**Written request**. Each line should be copied exactly.

**Records to process**.
━━━━━━━━

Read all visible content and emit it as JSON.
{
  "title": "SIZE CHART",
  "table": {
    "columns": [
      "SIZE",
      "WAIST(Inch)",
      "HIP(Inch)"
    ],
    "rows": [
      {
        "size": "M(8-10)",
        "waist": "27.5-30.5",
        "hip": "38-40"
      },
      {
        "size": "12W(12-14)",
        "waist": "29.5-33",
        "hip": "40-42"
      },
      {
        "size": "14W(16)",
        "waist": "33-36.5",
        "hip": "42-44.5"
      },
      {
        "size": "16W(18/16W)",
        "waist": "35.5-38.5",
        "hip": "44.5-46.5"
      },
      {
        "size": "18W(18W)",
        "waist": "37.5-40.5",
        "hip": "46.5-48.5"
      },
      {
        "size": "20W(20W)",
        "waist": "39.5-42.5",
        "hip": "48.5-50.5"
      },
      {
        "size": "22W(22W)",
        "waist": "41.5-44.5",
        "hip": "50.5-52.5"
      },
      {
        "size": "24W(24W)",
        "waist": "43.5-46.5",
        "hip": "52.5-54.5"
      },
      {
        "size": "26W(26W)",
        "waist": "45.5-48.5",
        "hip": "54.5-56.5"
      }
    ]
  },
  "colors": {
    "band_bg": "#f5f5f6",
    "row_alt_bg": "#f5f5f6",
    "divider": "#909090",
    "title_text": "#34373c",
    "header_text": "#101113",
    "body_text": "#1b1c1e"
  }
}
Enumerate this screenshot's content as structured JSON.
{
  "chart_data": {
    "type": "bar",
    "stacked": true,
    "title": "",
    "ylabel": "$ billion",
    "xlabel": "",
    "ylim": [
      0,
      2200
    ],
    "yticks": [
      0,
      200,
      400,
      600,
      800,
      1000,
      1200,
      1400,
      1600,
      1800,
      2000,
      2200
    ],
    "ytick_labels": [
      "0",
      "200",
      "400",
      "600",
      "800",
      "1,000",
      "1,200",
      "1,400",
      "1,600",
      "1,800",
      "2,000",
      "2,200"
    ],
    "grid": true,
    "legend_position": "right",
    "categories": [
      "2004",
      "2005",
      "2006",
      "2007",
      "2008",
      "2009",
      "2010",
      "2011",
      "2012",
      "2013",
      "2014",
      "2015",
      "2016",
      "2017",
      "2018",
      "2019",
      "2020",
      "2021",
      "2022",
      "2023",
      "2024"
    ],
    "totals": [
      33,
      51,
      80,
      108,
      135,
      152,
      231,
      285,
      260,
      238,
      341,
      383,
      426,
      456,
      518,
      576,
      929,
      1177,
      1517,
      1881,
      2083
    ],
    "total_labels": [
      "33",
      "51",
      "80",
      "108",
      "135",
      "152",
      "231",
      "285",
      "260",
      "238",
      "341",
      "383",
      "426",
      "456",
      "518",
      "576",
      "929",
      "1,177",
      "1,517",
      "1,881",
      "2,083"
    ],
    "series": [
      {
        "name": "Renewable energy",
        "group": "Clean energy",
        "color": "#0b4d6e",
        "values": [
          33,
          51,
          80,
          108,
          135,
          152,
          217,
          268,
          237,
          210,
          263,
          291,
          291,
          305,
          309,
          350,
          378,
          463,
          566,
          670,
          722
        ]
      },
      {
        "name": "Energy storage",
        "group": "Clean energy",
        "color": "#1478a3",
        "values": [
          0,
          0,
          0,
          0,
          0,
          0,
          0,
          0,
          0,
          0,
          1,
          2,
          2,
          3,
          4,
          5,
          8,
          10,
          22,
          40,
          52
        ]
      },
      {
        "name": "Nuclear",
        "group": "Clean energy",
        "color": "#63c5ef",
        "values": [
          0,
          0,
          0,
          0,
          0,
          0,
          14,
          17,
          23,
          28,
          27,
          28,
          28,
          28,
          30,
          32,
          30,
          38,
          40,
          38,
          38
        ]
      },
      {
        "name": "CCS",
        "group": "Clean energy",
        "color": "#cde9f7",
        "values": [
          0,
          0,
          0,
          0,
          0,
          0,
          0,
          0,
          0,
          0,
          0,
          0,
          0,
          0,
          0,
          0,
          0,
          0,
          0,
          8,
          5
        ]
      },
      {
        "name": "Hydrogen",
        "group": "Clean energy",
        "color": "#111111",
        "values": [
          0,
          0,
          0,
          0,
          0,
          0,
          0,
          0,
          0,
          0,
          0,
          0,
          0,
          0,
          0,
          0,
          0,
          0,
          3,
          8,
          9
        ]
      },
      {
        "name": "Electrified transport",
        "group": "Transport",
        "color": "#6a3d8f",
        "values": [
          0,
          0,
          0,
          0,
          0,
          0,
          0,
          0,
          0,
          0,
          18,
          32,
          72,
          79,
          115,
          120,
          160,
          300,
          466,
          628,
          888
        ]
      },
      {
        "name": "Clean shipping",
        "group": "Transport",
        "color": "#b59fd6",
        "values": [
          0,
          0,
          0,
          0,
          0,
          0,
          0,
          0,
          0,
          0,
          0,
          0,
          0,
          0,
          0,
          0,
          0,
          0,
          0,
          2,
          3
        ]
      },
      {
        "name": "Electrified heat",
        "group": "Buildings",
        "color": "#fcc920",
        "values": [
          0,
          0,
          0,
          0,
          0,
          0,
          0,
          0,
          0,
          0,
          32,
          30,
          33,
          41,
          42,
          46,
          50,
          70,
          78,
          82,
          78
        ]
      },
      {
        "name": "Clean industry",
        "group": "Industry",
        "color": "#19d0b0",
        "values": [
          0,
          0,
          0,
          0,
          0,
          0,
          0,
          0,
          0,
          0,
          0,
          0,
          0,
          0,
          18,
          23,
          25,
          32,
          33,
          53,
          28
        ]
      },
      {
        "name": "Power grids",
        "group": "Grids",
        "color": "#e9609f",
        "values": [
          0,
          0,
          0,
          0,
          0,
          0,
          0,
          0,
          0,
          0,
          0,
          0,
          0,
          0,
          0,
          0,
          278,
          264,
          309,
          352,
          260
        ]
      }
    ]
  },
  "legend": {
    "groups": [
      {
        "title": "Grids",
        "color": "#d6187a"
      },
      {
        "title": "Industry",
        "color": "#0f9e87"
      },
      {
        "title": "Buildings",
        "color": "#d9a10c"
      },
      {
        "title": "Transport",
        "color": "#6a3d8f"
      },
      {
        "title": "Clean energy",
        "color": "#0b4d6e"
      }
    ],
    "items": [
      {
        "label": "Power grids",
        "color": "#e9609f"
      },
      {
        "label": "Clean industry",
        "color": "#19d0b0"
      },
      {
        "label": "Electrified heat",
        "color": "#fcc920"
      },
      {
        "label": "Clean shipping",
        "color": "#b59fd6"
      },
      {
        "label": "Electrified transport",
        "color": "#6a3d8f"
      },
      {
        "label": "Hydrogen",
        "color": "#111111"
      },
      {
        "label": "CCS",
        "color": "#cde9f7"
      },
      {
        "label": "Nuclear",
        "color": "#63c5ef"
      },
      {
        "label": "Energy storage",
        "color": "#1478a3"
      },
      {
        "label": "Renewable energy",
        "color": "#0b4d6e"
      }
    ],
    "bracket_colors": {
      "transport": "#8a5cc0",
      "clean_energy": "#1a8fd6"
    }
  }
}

━━━━━━━━

**Output of the task**.
Read all visible content and emit it as JSON.
{
  "title": "SIZE CHART",
  "table": {
    "columns": [
      "SIZE",
      "WAIST(Inch)",
      "HIP(Inch)"
    ],
    "rows": [
      {
        "size": "M(8-10)",
        "waist": "27.5-30.5",
        "hip": "38-40"
      },
      {
        "size": "12W(12-14)",
        "waist": "29.5-33",
        "hip": "40-42"
      },
      {
        "size": "14W(16)",
        "waist": "33-36.5",
        "hip": "42-44.5"
      },
      {
        "size": "16W(18/16W)",
        "waist": "35.5-38.5",
        "hip": "44.5-46.5"
      },
      {
        "size": "18W(18W)",
        "waist": "37.5-40.5",
        "hip": "46.5-48.5"
      },
      {
        "size": "20W(20W)",
        "waist": "39.5-42.5",
        "hip": "48.5-50.5"
      },
      {
        "size": "22W(22W)",
        "waist": "41.5-44.5",
        "hip": "50.5-52.5"
      },
      {
        "size": "24W(24W)",
        "waist": "43.5-46.5",
        "hip": "52.5-54.5"
      },
      {
        "size": "26W(26W)",
        "waist": "45.5-48.5",
        "hip": "54.5-56.5"
      }
    ]
  },
  "colors": {
    "band_bg": "#f5f5f6",
    "row_alt_bg": "#f5f5f6",
    "divider": "#909090",
    "title_text": "#34373c",
    "header_text": "#101113",
    "body_text": "#1b1c1e"
  }
}
Enumerate this screenshot's content as structured JSON.
{
  "chart_data": {
    "type": "bar",
    "stacked": true,
    "title": "",
    "ylabel": "$ billion",
    "xlabel": "",
    "ylim": [
      0,
      2200
    ],
    "yticks": [
      0,
      200,
      400,
      600,
      800,
      1000,
      1200,
      1400,
      1600,
      1800,
      2000,
      2200
    ],
    "ytick_labels": [
      "0",
      "200",
      "400",
      "600",
      "800",
      "1,000",
      "1,200",
      "1,400",
      "1,600",
      "1,800",
      "2,000",
      "2,200"
    ],
    "grid": true,
    "legend_position": "right",
    "categories": [
      "2004",
      "2005",
      "2006",
      "2007",
      "2008",
      "2009",
      "2010",
      "2011",
      "2012",
      "2013",
      "2014",
      "2015",
      "2016",
      "2017",
      "2018",
      "2019",
      "2020",
      "2021",
      "2022",
      "2023",
      "2024"
    ],
    "totals": [
      33,
      51,
      80,
      108,
      135,
      152,
      231,
      285,
      260,
      238,
      341,
      383,
      426,
      456,
      518,
      576,
      929,
      1177,
      1517,
      1881,
      2083
    ],
    "total_labels": [
      "33",
      "51",
      "80",
      "108",
      "135",
      "152",
      "231",
      "285",
      "260",
      "238",
      "341",
      "383",
      "426",
      "456",
      "518",
      "576",
      "929",
      "1,177",
      "1,517",
      "1,881",
      "2,083"
    ],
    "series": [
      {
        "name": "Renewable energy",
        "group": "Clean energy",
        "color": "#0b4d6e",
        "values": [
          33,
          51,
          80,
          108,
          135,
          152,
          217,
          268,
          237,
          210,
          263,
          291,
          291,
          305,
          309,
          350,
          378,
          463,
          566,
          670,
          722
        ]
      },
      {
        "name": "Energy storage",
        "group": "Clean energy",
        "color": "#1478a3",
        "values": [
          0,
          0,
          0,
          0,
          0,
          0,
          0,
          0,
          0,
          0,
          1,
          2,
          2,
          3,
          4,
          5,
          8,
          10,
          22,
          40,
          52
        ]
      },
      {
        "name": "Nuclear",
        "group": "Clean energy",
        "color": "#63c5ef",
        "values": [
          0,
          0,
          0,
          0,
          0,
          0,
          14,
          17,
          23,
          28,
          27,
          28,
          28,
          28,
          30,
          32,
          30,
          38,
          40,
          38,
          38
        ]
      },
      {
        "name": "CCS",
        "group": "Clean energy",
        "color": "#cde9f7",
        "values": [
          0,
          0,
          0,
          0,
          0,
          0,
          0,
          0,
          0,
          0,
          0,
          0,
          0,
          0,
          0,
          0,
          0,
          0,
          0,
          8,
          5
        ]
      },
      {
        "name": "Hydrogen",
        "group": "Clean energy",
        "color": "#111111",
        "values": [
          0,
          0,
          0,
          0,
          0,
          0,
          0,
          0,
          0,
          0,
          0,
          0,
          0,
          0,
          0,
          0,
          0,
          0,
          3,
          8,
          9
        ]
      },
      {
        "name": "Electrified transport",
        "group": "Transport",
        "color": "#6a3d8f",
        "values": [
          0,
          0,
          0,
          0,
          0,
          0,
          0,
          0,
          0,
          0,
          18,
          32,
          72,
          79,
          115,
          120,
          160,
          300,
          466,
          628,
          888
        ]
      },
      {
        "name": "Clean shipping",
        "group": "Transport",
        "color": "#b59fd6",
        "values": [
          0,
          0,
          0,
          0,
          0,
          0,
          0,
          0,
          0,
          0,
          0,
          0,
          0,
          0,
          0,
          0,
          0,
          0,
          0,
          2,
          3
        ]
      },
      {
        "name": "Electrified heat",
        "group": "Buildings",
        "color": "#fcc920",
        "values": [
          0,
          0,
          0,
          0,
          0,
          0,
          0,
          0,
          0,
          0,
          32,
          30,
          33,
          41,
          42,
          46,
          50,
          70,
          78,
          82,
          78
        ]
      },
      {
        "name": "Clean industry",
        "group": "Industry",
        "color": "#19d0b0",
        "values": [
          0,
          0,
          0,
          0,
          0,
          0,
          0,
          0,
          0,
          0,
          0,
          0,
          0,
          0,
          18,
          23,
          25,
          32,
          33,
          53,
          28
        ]
      },
      {
        "name": "Power grids",
        "group": "Grids",
        "color": "#e9609f",
        "values": [
          0,
          0,
          0,
          0,
          0,
          0,
          0,
          0,
          0,
          0,
          0,
          0,
          0,
          0,
          0,
          0,
          278,
          264,
          309,
          352,
          260
        ]
      }
    ]
  },
  "legend": {
    "groups": [
      {
        "title": "Grids",
        "color": "#d6187a"
      },
      {
        "title": "Industry",
        "color": "#0f9e87"
      },
      {
        "title": "Buildings",
        "color": "#d9a10c"
      },
      {
        "title": "Transport",
        "color": "#6a3d8f"
      },
      {
        "title": "Clean energy",
        "color": "#0b4d6e"
      }
    ],
    "items": [
      {
        "label": "Power grids",
        "color": "#e9609f"
      },
      {
        "label": "Clean industry",
        "color": "#19d0b0"
      },
      {
        "label": "Electrified heat",
        "color": "#fcc920"
      },
      {
        "label": "Clean shipping",
        "color": "#b59fd6"
      },
      {
        "label": "Electrified transport",
        "color": "#6a3d8f"
      },
      {
        "label": "Hydrogen",
        "color": "#111111"
      },
      {
        "label": "CCS",
        "color": "#cde9f7"
      },
      {
        "label": "Nuclear",
        "color": "#63c5ef"
      },
      {
        "label": "Energy storage",
        "color": "#1478a3"
      },
      {
        "label": "Renewable energy",
        "color": "#0b4d6e"
      }
    ],
    "bracket_colors": {
      "transport": "#8a5cc0",
      "clean_energy": "#1a8fd6"
    }
  }
}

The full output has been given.